**Dataset entries**
━━━━━━━━━━━━━━━━━━━━
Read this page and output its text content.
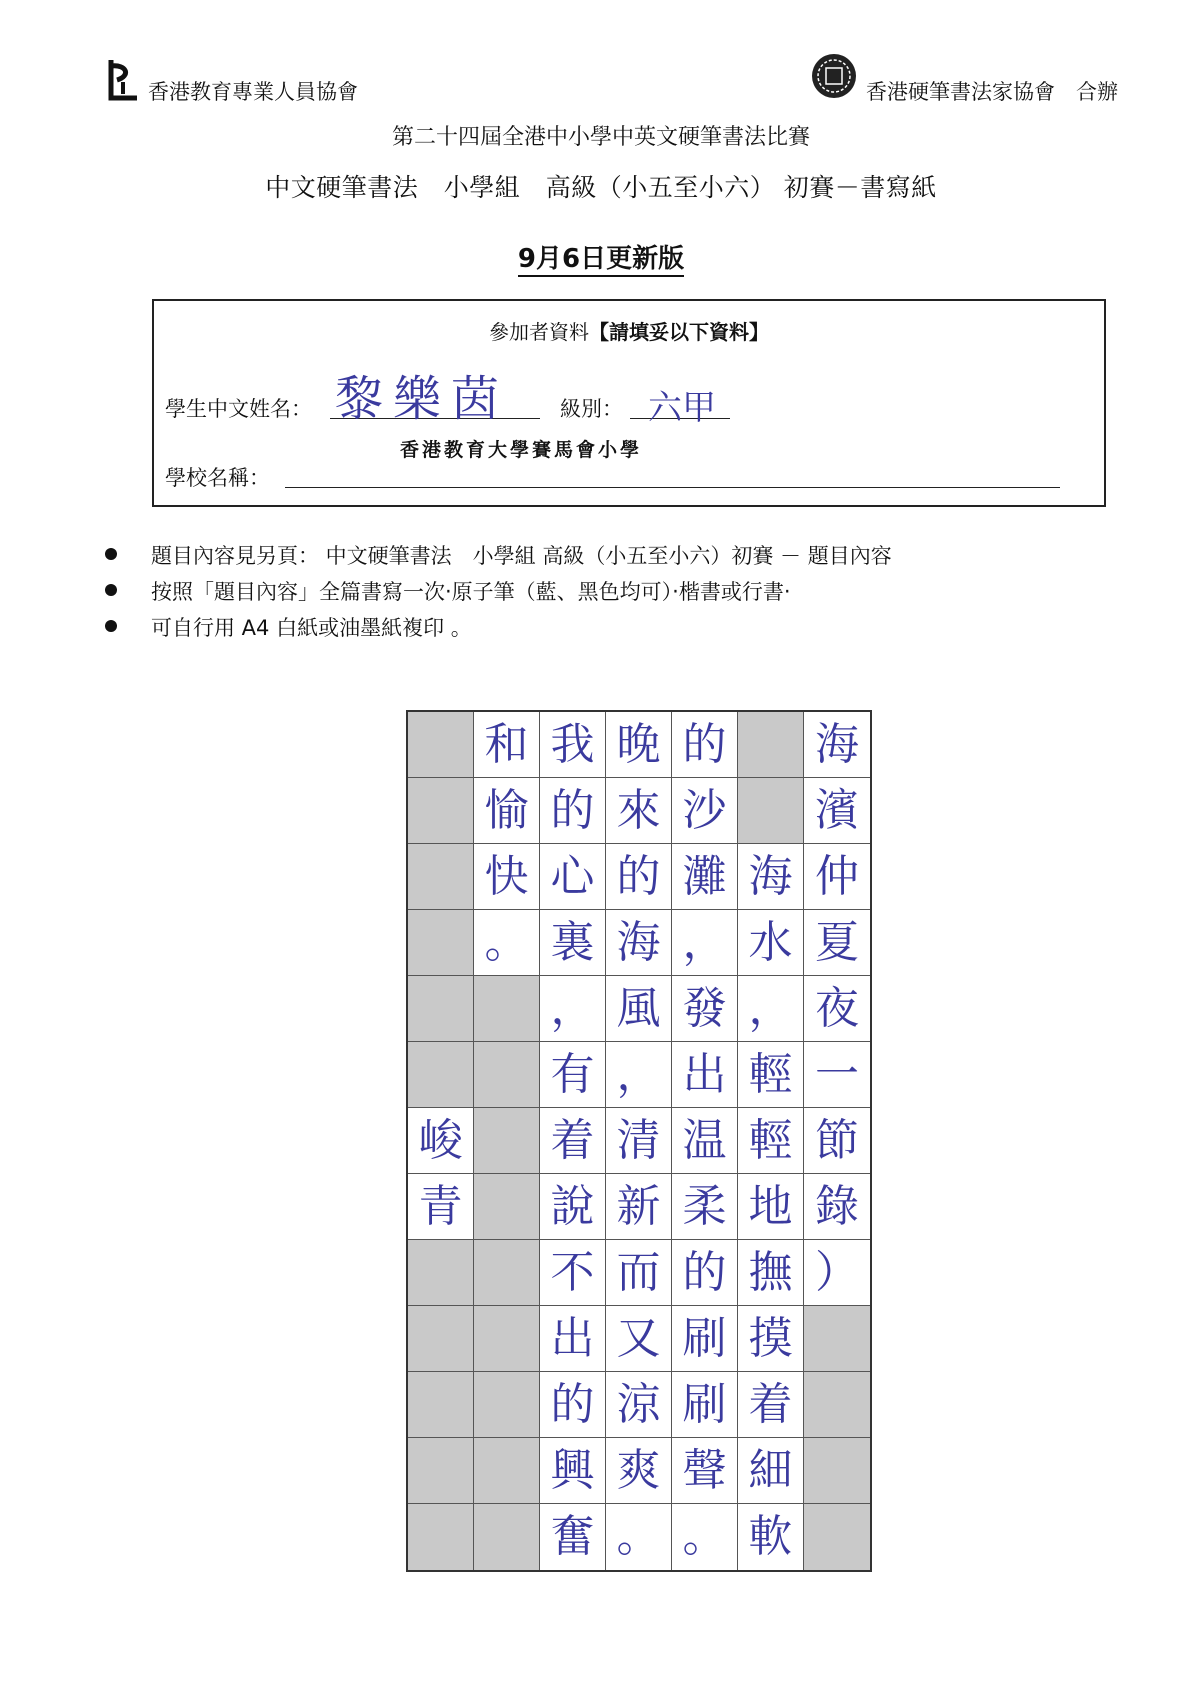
香港教育專業人員協會	香港硬筆書法家協會　合辦
第二十四屆全港中小學中英文硬筆書法比賽
中文硬筆書法　小學組　高級（小五至小六） 初賽－書寫紙
9月6日更新版
參加者資料【請填妥以下資料】
學生中文姓名： 黎樂茵 級別： 六甲
香港教育大學賽馬會小學
學校名稱：
題目內容見另頁： 中文硬筆書法　小學組 高級（小五至小六）初賽 － 題目內容
按照「題目內容」全篇書寫一次‧原子筆（藍、黑色均可）‧楷書或行書‧
可自行用 A4 白紙或油墨紙複印 。
和 我 晚 的 海
愉 的 來 沙 濱
快 心 的 灘 海 仲
。 裏 海 ， 水 夏
， 風 發 ， 夜
有 ， 出 輕 一
峻 着 清 温 輕 節
青 說 新 柔 地 錄
不 而 的 撫 ）
出 又 刷 摸
的 涼 刷 着
興 爽 聲 細
奮 。 。 軟
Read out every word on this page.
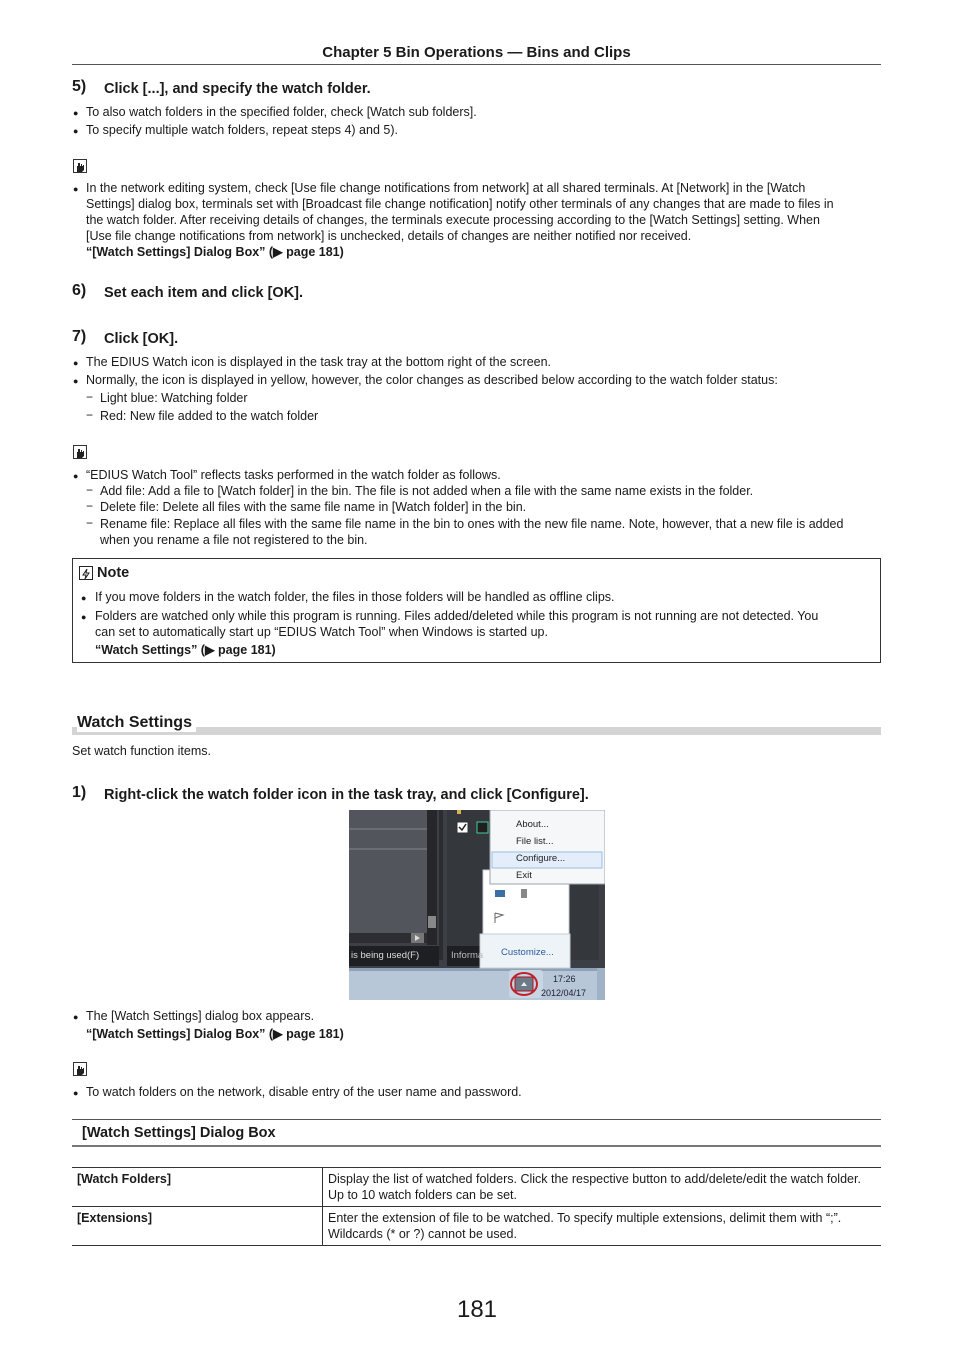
Chapter 5 Bin Operations — Bins and Clips
5) Click [...], and specify the watch folder.
● To also watch folders in the specified folder, check [Watch sub folders].
● To specify multiple watch folders, repeat steps 4) and 5).
● In the network editing system, check [Use file change notifications from network] at all shared terminals. At [Network] in the [Watch
Settings] dialog box, terminals set with [Broadcast file change notification] notify other terminals of any changes that are made to files in
the watch folder. After receiving details of changes, the terminals execute processing according to the [Watch Settings] setting. When
[Use file change notifications from network] is unchecked, details of changes are neither notified nor received.
“[Watch Settings] Dialog Box” (▶ page 181)
6) Set each item and click [OK].
7) Click [OK].
● The EDIUS Watch icon is displayed in the task tray at the bottom right of the screen.
● Normally, the icon is displayed in yellow, however, the color changes as described below according to the watch folder status:
− Light blue: Watching folder
− Red: New file added to the watch folder
● “EDIUS Watch Tool” reflects tasks performed in the watch folder as follows.
− Add file: Add a file to [Watch folder] in the bin. The file is not added when a file with the same name exists in the folder.
− Delete file: Delete all files with the same file name in [Watch folder] in the bin.
− Rename file: Replace all files with the same file name in the bin to ones with the new file name. Note, however, that a new file is added
when you rename a file not registered to the bin.
Note
● If you move folders in the watch folder, the files in those folders will be handled as offline clips.
● Folders are watched only while this program is running. Files added/deleted while this program is not running are not detected. You
can set to automatically start up “EDIUS Watch Tool” when Windows is started up.
“Watch Settings” (▶ page 181)
Watch Settings
Set watch function items.
1) Right-click the watch folder icon in the task tray, and click [Configure].
About...
File list...
Configure...
Exit
Customize...
is being used(F)	Informa
17:26
2012/04/17
● The [Watch Settings] dialog box appears.
“[Watch Settings] Dialog Box” (▶ page 181)
● To watch folders on the network, disable entry of the user name and password.
[Watch Settings] Dialog Box
[Watch Folders]	Display the list of watched folders. Click the respective button to add/delete/edit the watch folder. Up to 10 watch folders can be set.
[Extensions]	Enter the extension of file to be watched. To specify multiple extensions, delimit them with “;”. Wildcards (* or ?) cannot be used.
181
━━━━━━━━━━━━━━━━━━━━
**Written task**
Copy the lines from the entries above in which the word "changes" appears.

**Task response**
Settings] dialog box, terminals set with [Broadcast file change notification] notify other terminals of any changes that are made to files in
the watch folder. After receiving details of changes, the terminals execute processing according to the [Watch Settings] setting. When
[Use file change notifications from network] is unchecked, details of changes are neither notified nor received.
● Normally, the icon is displayed in yellow, however, the color changes as described below according to the watch folder status:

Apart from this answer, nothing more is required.